→ Supplied records
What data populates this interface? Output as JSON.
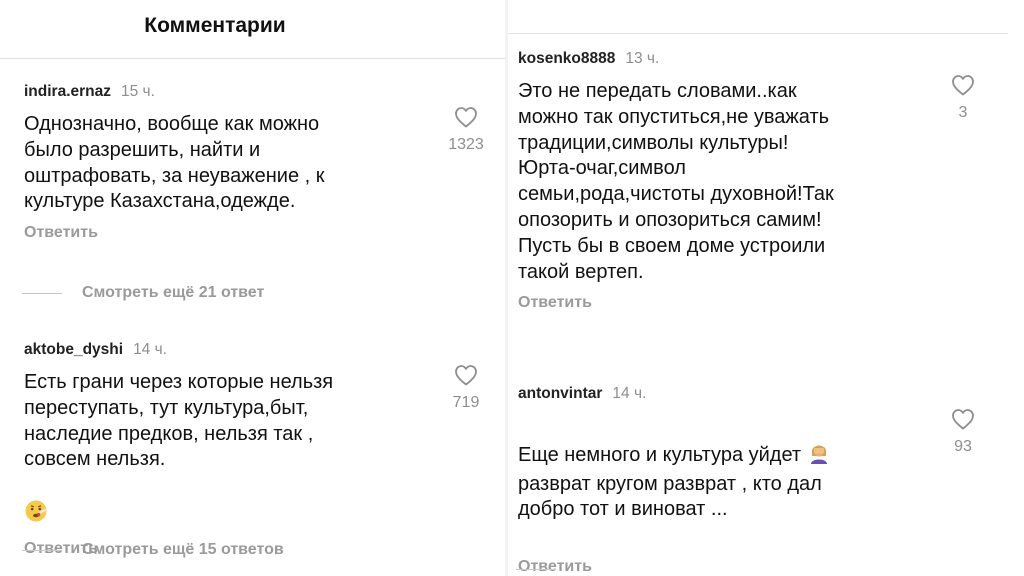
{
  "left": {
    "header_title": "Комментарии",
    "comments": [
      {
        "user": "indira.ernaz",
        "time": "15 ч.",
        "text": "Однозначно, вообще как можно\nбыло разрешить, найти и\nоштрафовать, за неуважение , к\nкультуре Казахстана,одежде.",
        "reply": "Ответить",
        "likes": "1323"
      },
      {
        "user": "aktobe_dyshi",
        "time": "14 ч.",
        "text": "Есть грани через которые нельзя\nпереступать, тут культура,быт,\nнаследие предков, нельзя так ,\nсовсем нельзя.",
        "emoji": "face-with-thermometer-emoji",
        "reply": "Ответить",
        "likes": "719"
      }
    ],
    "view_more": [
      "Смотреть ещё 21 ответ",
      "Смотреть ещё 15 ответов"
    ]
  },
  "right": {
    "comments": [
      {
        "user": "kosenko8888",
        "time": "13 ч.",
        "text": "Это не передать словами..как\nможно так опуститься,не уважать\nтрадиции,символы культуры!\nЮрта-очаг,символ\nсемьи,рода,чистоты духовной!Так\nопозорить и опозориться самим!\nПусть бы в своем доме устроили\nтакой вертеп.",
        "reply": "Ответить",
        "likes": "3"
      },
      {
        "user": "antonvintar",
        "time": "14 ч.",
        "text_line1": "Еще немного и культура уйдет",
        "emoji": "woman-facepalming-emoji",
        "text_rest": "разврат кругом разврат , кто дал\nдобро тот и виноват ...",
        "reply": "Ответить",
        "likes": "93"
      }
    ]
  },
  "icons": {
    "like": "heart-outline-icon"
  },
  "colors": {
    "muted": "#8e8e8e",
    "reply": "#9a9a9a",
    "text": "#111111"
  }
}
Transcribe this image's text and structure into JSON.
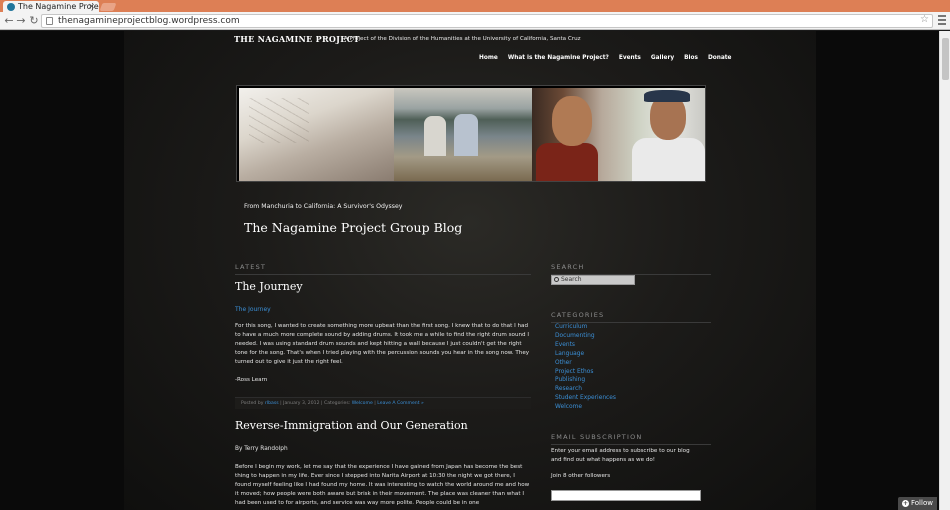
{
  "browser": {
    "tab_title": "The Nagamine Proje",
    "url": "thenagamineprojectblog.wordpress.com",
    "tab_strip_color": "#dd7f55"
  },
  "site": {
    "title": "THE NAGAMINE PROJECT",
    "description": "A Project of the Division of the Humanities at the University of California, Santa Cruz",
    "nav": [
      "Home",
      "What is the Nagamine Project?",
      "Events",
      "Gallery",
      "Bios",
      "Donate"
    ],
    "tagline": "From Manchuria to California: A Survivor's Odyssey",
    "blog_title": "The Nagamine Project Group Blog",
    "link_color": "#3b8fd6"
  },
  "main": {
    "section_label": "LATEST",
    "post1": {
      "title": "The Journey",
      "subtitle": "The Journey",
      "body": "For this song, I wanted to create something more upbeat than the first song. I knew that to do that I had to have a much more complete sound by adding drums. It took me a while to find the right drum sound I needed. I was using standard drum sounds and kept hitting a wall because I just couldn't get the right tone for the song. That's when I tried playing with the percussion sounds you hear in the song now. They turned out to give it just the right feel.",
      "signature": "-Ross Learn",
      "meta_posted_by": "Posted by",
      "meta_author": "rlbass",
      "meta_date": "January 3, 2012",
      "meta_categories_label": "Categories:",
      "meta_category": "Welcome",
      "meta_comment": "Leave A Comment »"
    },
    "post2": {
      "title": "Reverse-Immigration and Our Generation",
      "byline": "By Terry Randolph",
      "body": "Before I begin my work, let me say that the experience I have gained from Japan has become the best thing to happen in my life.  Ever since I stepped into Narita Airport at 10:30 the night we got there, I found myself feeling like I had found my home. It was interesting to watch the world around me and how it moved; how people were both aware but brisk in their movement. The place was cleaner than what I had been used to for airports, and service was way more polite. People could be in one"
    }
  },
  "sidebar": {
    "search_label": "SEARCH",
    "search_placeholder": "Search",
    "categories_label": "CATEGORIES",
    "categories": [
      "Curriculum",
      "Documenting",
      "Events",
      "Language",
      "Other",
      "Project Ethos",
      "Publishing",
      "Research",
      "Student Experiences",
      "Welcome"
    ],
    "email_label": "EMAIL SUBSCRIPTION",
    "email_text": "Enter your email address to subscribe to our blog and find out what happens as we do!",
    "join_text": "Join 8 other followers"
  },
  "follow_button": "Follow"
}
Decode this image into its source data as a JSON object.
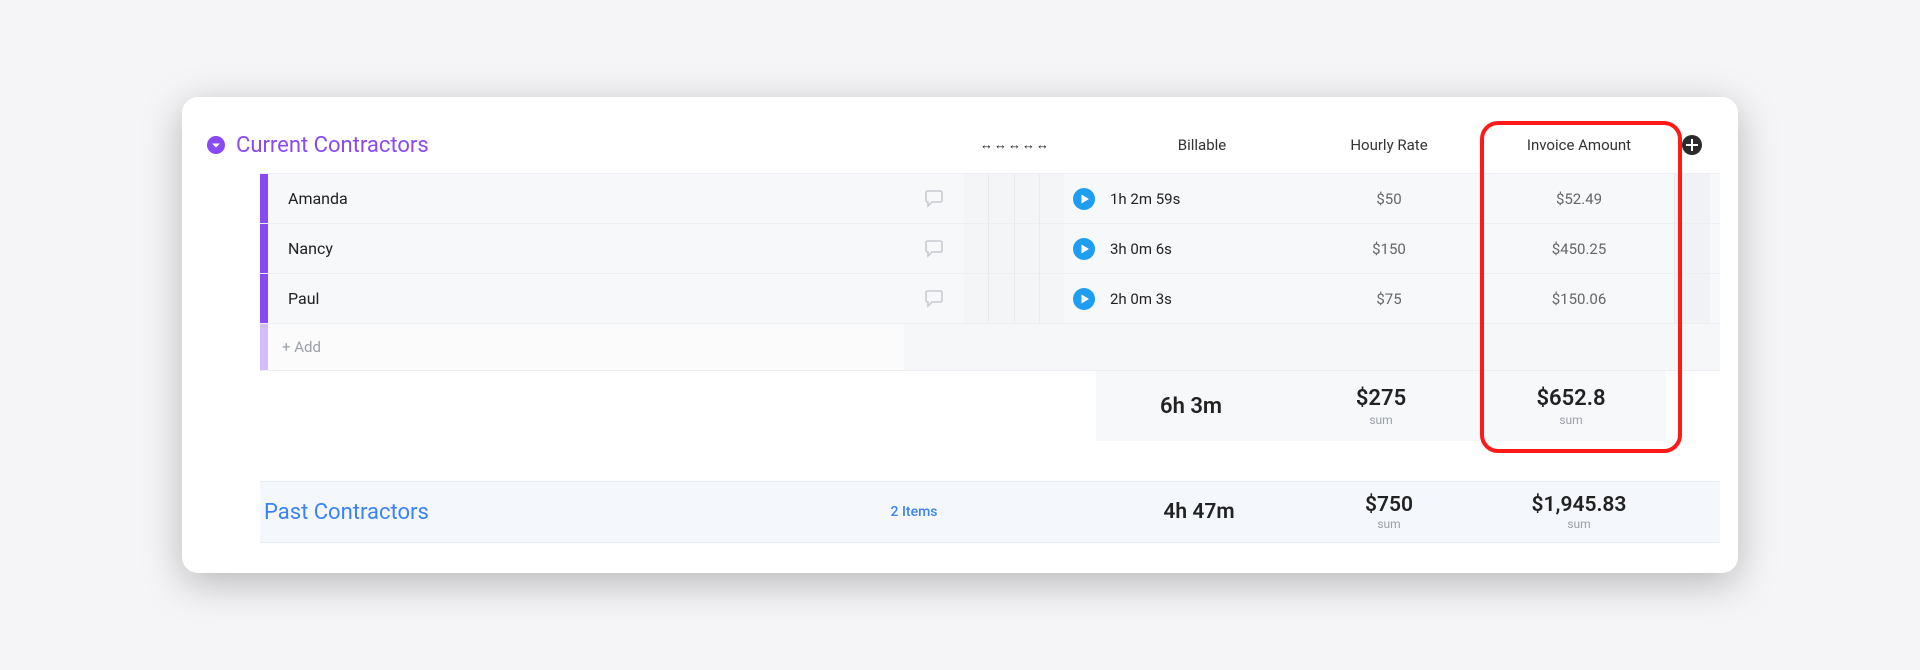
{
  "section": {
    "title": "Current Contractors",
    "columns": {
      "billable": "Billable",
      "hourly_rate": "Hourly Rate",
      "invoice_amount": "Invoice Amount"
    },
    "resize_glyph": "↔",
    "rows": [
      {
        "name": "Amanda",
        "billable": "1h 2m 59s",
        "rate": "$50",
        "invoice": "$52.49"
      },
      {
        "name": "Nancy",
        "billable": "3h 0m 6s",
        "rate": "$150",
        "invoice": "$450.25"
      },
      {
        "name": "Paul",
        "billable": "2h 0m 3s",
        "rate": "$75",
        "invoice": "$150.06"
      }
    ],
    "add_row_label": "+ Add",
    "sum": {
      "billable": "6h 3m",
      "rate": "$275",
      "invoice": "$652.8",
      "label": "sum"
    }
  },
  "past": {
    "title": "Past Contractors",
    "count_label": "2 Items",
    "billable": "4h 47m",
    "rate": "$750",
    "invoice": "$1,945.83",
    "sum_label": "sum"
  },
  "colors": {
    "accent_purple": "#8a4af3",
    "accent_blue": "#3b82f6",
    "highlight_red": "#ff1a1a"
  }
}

→ Task brief
Looking at the listing above, how many of its lines contain the string "user"? Give the number alone.

→ Output of the task
4